BEGIN DATA
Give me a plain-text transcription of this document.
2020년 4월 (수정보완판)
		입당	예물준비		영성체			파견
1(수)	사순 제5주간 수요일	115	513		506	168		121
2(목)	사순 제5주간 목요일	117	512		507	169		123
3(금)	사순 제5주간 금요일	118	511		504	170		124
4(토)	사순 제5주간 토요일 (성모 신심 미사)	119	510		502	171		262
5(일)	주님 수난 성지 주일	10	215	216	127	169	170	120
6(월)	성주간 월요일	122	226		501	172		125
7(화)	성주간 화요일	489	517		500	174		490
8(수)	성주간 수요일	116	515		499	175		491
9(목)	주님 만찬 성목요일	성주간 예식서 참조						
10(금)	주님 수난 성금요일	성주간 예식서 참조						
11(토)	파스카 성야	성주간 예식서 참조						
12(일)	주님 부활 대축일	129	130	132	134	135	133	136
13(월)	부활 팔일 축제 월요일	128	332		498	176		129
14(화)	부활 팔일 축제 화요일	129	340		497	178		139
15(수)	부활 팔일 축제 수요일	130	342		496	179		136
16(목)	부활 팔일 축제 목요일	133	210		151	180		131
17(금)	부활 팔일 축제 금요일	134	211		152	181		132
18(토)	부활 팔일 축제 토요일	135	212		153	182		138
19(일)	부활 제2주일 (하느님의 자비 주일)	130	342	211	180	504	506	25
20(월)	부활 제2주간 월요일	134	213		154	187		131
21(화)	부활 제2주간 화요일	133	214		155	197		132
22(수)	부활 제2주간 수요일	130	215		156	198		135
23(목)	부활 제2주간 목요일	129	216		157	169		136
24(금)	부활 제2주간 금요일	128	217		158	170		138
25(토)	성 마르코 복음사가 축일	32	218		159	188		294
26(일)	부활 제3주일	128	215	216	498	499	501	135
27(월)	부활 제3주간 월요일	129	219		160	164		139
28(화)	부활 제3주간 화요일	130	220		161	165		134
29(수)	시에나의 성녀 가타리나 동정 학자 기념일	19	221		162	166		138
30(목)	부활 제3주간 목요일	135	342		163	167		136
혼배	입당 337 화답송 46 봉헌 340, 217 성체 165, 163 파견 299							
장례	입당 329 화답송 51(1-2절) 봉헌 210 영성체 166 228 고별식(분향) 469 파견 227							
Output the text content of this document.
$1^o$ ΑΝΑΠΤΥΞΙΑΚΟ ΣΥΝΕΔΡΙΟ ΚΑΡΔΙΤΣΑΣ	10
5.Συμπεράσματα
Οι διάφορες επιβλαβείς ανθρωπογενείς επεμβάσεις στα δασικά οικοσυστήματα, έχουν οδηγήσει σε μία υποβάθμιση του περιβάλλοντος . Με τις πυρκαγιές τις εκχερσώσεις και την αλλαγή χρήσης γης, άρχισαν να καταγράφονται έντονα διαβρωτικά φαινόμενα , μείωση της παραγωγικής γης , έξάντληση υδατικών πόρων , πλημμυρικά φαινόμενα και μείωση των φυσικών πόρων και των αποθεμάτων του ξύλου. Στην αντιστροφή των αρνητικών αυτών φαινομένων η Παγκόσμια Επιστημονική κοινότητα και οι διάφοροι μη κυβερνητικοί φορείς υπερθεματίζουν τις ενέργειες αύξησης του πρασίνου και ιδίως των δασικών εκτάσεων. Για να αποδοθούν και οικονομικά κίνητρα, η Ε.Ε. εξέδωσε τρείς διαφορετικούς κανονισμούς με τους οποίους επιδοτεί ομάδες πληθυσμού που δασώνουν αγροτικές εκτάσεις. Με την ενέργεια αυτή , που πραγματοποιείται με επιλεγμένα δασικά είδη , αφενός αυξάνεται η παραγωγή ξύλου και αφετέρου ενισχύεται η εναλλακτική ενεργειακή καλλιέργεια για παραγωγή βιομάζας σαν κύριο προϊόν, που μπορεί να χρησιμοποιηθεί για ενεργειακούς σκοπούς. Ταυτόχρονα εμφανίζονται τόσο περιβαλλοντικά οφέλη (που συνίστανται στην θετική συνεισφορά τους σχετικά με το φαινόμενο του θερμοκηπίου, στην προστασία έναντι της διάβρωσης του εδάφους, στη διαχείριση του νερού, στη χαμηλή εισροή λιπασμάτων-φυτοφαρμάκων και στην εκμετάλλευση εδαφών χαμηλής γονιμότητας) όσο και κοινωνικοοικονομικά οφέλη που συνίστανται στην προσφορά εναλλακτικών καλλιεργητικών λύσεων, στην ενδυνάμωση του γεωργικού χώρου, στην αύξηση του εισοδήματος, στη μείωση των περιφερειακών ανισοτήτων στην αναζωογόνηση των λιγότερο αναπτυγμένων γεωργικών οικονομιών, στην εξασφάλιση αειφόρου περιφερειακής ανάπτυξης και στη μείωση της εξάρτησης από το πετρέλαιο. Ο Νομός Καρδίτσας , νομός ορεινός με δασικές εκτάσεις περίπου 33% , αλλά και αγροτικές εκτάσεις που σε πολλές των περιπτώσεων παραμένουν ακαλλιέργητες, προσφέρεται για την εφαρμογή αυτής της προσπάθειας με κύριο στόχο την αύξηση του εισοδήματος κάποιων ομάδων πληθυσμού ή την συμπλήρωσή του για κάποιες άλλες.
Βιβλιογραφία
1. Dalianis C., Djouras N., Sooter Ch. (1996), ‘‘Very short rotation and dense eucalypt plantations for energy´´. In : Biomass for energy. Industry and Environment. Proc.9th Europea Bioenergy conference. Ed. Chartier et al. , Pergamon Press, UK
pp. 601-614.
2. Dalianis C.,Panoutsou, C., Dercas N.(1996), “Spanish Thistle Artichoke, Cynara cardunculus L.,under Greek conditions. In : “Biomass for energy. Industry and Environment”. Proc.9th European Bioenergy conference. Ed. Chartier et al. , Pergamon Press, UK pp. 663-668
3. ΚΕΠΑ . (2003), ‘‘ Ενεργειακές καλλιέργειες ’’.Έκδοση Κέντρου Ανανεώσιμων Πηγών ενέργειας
END DATA
_STATED TASK_:
Copy each line of the data exactly, leaving nothing out.

_THE RESULT_:
Give me a plain-text transcription of this document.
2020년 4월 (수정보완판)
		입당	예물준비		영성체			파견
1(수)	사순 제5주간 수요일	115	513		506	168		121
2(목)	사순 제5주간 목요일	117	512		507	169		123
3(금)	사순 제5주간 금요일	118	511		504	170		124
4(토)	사순 제5주간 토요일 (성모 신심 미사)	119	510		502	171		262
5(일)	주님 수난 성지 주일	10	215	216	127	169	170	120
6(월)	성주간 월요일	122	226		501	172		125
7(화)	성주간 화요일	489	517		500	174		490
8(수)	성주간 수요일	116	515		499	175		491
9(목)	주님 만찬 성목요일	성주간 예식서 참조						
10(금)	주님 수난 성금요일	성주간 예식서 참조						
11(토)	파스카 성야	성주간 예식서 참조						
12(일)	주님 부활 대축일	129	130	132	134	135	133	136
13(월)	부활 팔일 축제 월요일	128	332		498	176		129
14(화)	부활 팔일 축제 화요일	129	340		497	178		139
15(수)	부활 팔일 축제 수요일	130	342		496	179		136
16(목)	부활 팔일 축제 목요일	133	210		151	180		131
17(금)	부활 팔일 축제 금요일	134	211		152	181		132
18(토)	부활 팔일 축제 토요일	135	212		153	182		138
19(일)	부활 제2주일 (하느님의 자비 주일)	130	342	211	180	504	506	25
20(월)	부활 제2주간 월요일	134	213		154	187		131
21(화)	부활 제2주간 화요일	133	214		155	197		132
22(수)	부활 제2주간 수요일	130	215		156	198		135
23(목)	부활 제2주간 목요일	129	216		157	169		136
24(금)	부활 제2주간 금요일	128	217		158	170		138
25(토)	성 마르코 복음사가 축일	32	218		159	188		294
26(일)	부활 제3주일	128	215	216	498	499	501	135
27(월)	부활 제3주간 월요일	129	219		160	164		139
28(화)	부활 제3주간 화요일	130	220		161	165		134
29(수)	시에나의 성녀 가타리나 동정 학자 기념일	19	221		162	166		138
30(목)	부활 제3주간 목요일	135	342		163	167		136
혼배	입당 337 화답송 46 봉헌 340, 217 성체 165, 163 파견 299							
장례	입당 329 화답송 51(1-2절) 봉헌 210 영성체 166 228 고별식(분향) 469 파견 227							
Output the text content of this document.
$1^o$ ΑΝΑΠΤΥΞΙΑΚΟ ΣΥΝΕΔΡΙΟ ΚΑΡΔΙΤΣΑΣ	10
5.Συμπεράσματα
Οι διάφορες επιβλαβείς ανθρωπογενείς επεμβάσεις στα δασικά οικοσυστήματα, έχουν οδηγήσει σε μία υποβάθμιση του περιβάλλοντος . Με τις πυρκαγιές τις εκχερσώσεις και την αλλαγή χρήσης γης, άρχισαν να καταγράφονται έντονα διαβρωτικά φαινόμενα , μείωση της παραγωγικής γης , έξάντληση υδατικών πόρων , πλημμυρικά φαινόμενα και μείωση των φυσικών πόρων και των αποθεμάτων του ξύλου. Στην αντιστροφή των αρνητικών αυτών φαινομένων η Παγκόσμια Επιστημονική κοινότητα και οι διάφοροι μη κυβερνητικοί φορείς υπερθεματίζουν τις ενέργειες αύξησης του πρασίνου και ιδίως των δασικών εκτάσεων. Για να αποδοθούν και οικονομικά κίνητρα, η Ε.Ε. εξέδωσε τρείς διαφορετικούς κανονισμούς με τους οποίους επιδοτεί ομάδες πληθυσμού που δασώνουν αγροτικές εκτάσεις. Με την ενέργεια αυτή , που πραγματοποιείται με επιλεγμένα δασικά είδη , αφενός αυξάνεται η παραγωγή ξύλου και αφετέρου ενισχύεται η εναλλακτική ενεργειακή καλλιέργεια για παραγωγή βιομάζας σαν κύριο προϊόν, που μπορεί να χρησιμοποιηθεί για ενεργειακούς σκοπούς. Ταυτόχρονα εμφανίζονται τόσο περιβαλλοντικά οφέλη (που συνίστανται στην θετική συνεισφορά τους σχετικά με το φαινόμενο του θερμοκηπίου, στην προστασία έναντι της διάβρωσης του εδάφους, στη διαχείριση του νερού, στη χαμηλή εισροή λιπασμάτων-φυτοφαρμάκων και στην εκμετάλλευση εδαφών χαμηλής γονιμότητας) όσο και κοινωνικοοικονομικά οφέλη που συνίστανται στην προσφορά εναλλακτικών καλλιεργητικών λύσεων, στην ενδυνάμωση του γεωργικού χώρου, στην αύξηση του εισοδήματος, στη μείωση των περιφερειακών ανισοτήτων στην αναζωογόνηση των λιγότερο αναπτυγμένων γεωργικών οικονομιών, στην εξασφάλιση αειφόρου περιφερειακής ανάπτυξης και στη μείωση της εξάρτησης από το πετρέλαιο. Ο Νομός Καρδίτσας , νομός ορεινός με δασικές εκτάσεις περίπου 33% , αλλά και αγροτικές εκτάσεις που σε πολλές των περιπτώσεων παραμένουν ακαλλιέργητες, προσφέρεται για την εφαρμογή αυτής της προσπάθειας με κύριο στόχο την αύξηση του εισοδήματος κάποιων ομάδων πληθυσμού ή την συμπλήρωσή του για κάποιες άλλες.
Βιβλιογραφία
1. Dalianis C., Djouras N., Sooter Ch. (1996), ‘‘Very short rotation and dense eucalypt plantations for energy´´. In : Biomass for energy. Industry and Environment. Proc.9th Europea Bioenergy conference. Ed. Chartier et al. , Pergamon Press, UK
pp. 601-614.
2. Dalianis C.,Panoutsou, C., Dercas N.(1996), “Spanish Thistle Artichoke, Cynara cardunculus L.,under Greek conditions. In : “Biomass for energy. Industry and Environment”. Proc.9th European Bioenergy conference. Ed. Chartier et al. , Pergamon Press, UK pp. 663-668
3. ΚΕΠΑ . (2003), ‘‘ Ενεργειακές καλλιέργειες ’’.Έκδοση Κέντρου Ανανεώσιμων Πηγών ενέργειας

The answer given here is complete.